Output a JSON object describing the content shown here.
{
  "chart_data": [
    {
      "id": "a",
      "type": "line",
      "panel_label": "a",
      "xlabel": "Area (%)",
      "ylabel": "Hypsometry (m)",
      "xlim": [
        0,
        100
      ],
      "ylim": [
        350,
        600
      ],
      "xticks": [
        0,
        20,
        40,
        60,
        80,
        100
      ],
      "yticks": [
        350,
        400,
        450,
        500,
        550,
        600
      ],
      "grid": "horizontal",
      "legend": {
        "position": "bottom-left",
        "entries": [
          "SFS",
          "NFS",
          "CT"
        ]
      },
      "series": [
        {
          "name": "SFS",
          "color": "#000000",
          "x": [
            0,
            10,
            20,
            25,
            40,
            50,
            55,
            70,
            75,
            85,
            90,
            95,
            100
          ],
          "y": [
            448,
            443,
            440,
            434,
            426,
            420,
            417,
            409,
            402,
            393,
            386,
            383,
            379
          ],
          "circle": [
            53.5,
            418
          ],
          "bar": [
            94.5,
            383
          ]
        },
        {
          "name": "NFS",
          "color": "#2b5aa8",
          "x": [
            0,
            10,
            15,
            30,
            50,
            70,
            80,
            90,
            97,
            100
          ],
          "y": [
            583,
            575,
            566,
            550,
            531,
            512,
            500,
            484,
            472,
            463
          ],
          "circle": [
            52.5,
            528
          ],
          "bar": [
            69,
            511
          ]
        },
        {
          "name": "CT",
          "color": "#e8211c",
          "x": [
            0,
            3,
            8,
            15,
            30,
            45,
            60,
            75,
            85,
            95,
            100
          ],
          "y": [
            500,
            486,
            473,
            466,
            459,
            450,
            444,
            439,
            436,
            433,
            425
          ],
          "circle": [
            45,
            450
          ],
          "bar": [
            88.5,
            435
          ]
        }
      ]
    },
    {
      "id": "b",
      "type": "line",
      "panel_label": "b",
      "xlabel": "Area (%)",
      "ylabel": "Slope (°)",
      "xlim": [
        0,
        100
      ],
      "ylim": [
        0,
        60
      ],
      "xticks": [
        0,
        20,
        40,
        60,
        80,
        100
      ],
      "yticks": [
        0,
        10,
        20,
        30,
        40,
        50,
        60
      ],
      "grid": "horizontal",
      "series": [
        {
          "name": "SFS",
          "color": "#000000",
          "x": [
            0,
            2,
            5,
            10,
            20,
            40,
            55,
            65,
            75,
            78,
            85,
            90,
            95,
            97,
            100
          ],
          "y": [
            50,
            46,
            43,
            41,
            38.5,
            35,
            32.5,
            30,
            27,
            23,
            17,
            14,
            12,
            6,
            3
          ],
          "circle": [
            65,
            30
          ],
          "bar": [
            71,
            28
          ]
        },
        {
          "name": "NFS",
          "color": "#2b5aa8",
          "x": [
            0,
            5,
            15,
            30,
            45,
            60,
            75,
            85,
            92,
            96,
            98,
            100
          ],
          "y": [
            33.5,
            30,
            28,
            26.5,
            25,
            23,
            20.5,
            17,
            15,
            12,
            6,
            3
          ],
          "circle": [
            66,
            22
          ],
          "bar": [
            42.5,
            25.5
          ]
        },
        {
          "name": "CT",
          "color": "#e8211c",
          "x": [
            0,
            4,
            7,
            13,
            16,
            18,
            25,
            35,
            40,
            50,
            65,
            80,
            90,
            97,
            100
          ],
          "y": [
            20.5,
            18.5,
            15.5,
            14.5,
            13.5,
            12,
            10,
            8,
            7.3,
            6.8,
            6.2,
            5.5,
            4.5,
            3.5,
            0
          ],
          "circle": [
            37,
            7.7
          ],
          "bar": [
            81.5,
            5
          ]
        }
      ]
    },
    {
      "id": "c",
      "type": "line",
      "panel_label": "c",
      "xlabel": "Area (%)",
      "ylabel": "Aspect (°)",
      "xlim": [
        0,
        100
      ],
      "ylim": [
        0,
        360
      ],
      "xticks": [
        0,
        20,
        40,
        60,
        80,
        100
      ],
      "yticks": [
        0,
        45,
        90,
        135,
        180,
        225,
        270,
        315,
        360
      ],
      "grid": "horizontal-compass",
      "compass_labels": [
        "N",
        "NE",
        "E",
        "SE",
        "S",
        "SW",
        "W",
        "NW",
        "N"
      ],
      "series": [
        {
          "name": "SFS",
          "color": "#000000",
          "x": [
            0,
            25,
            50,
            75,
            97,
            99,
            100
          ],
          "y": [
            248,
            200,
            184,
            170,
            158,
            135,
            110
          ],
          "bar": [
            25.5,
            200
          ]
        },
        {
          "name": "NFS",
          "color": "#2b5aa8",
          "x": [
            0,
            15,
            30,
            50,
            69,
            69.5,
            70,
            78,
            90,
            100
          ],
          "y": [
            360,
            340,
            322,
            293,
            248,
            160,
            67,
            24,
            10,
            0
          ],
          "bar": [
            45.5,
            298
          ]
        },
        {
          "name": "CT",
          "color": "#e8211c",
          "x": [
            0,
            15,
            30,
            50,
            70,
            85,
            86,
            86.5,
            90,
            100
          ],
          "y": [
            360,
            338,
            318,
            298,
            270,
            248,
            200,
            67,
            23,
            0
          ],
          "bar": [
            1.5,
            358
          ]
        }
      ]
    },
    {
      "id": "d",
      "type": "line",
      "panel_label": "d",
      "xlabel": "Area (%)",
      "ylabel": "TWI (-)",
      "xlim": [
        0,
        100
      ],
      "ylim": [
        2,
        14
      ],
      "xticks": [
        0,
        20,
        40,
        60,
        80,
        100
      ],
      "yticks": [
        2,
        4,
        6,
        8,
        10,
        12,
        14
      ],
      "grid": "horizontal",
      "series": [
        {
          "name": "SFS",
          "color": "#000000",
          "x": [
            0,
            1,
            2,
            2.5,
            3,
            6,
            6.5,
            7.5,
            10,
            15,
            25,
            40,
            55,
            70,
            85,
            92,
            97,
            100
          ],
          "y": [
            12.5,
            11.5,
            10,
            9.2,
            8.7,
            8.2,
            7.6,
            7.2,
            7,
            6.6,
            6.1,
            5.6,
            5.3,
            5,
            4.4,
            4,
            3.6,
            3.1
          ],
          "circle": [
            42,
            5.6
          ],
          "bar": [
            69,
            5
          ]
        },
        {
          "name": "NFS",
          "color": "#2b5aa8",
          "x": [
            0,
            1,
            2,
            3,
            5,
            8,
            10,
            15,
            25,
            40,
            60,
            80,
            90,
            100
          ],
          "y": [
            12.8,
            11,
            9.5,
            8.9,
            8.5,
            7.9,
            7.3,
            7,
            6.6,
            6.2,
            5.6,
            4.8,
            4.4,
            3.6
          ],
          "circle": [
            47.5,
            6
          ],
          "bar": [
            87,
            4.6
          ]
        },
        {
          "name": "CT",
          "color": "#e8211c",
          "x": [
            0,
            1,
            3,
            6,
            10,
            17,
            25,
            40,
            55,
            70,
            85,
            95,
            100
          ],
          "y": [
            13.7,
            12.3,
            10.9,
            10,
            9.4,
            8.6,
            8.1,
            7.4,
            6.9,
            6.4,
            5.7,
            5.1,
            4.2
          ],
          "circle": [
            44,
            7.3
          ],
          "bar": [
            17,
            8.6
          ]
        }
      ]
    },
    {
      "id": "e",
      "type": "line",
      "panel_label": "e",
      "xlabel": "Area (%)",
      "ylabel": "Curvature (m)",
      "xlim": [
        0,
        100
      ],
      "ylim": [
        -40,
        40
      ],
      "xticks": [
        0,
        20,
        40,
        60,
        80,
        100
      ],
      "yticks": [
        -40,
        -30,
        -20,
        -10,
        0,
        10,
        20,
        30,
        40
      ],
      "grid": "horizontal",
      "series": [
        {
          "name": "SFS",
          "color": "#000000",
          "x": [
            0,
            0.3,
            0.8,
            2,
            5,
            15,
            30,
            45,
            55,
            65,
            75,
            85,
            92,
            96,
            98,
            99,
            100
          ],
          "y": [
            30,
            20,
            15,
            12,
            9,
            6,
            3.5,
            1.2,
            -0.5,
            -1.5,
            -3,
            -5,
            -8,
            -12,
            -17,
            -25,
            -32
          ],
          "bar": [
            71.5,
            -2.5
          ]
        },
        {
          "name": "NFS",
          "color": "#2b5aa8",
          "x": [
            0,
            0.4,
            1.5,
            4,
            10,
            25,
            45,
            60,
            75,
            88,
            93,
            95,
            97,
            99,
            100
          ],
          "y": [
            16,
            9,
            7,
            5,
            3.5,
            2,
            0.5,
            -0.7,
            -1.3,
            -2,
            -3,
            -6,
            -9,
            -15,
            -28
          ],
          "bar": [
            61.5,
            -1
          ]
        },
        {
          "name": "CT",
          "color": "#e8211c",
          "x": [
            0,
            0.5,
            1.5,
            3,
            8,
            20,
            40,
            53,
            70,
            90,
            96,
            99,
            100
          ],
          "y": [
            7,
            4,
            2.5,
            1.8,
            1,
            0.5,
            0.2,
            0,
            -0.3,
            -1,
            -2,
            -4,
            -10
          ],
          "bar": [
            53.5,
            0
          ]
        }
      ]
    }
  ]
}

## Work required
Lines that include the word "ylabel" — how many are there in the data? Answer with the number alone.

## Exercise result
5